***** DATA SHOWN *****
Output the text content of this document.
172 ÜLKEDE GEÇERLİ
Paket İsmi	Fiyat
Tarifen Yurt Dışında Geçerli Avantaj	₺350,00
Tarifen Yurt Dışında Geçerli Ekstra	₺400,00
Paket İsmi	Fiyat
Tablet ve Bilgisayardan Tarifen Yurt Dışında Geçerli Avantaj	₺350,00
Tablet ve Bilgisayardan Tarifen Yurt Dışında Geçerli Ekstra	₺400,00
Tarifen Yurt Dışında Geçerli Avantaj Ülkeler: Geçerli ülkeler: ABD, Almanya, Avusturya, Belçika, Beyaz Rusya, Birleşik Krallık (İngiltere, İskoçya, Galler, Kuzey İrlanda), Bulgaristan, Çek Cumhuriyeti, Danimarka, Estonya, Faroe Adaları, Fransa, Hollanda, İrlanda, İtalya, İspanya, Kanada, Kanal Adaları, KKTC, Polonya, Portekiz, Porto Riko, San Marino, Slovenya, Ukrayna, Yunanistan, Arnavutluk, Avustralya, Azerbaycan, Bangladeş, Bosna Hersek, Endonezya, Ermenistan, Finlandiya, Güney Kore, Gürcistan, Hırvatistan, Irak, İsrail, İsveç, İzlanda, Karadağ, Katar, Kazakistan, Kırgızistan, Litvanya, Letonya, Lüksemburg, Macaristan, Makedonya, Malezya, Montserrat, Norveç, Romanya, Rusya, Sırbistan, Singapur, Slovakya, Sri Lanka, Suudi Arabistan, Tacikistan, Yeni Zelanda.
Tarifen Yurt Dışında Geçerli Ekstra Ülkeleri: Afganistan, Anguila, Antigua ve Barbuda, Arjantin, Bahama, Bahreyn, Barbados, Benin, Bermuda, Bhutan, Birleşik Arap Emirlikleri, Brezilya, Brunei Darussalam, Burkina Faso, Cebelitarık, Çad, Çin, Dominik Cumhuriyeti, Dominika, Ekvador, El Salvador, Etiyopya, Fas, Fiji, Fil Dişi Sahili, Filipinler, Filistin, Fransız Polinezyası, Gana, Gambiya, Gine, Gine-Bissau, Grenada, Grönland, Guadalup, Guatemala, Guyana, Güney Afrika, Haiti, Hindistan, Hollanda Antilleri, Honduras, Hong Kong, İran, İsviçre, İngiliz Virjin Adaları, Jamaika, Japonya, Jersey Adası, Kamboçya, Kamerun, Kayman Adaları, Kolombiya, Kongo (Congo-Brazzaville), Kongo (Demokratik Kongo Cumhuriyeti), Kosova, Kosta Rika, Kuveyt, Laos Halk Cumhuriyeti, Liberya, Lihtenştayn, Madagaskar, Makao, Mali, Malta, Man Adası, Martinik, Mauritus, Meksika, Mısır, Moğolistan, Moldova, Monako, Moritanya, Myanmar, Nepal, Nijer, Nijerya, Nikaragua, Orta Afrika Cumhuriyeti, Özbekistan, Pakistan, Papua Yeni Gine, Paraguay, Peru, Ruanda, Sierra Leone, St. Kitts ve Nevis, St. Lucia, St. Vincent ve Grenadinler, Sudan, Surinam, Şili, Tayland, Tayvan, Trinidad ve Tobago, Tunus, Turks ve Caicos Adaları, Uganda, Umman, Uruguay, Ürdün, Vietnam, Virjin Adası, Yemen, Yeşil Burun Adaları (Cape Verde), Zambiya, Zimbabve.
*****
Within the entries above, how many lines contain "Avantaj"? Respond with the number only.

3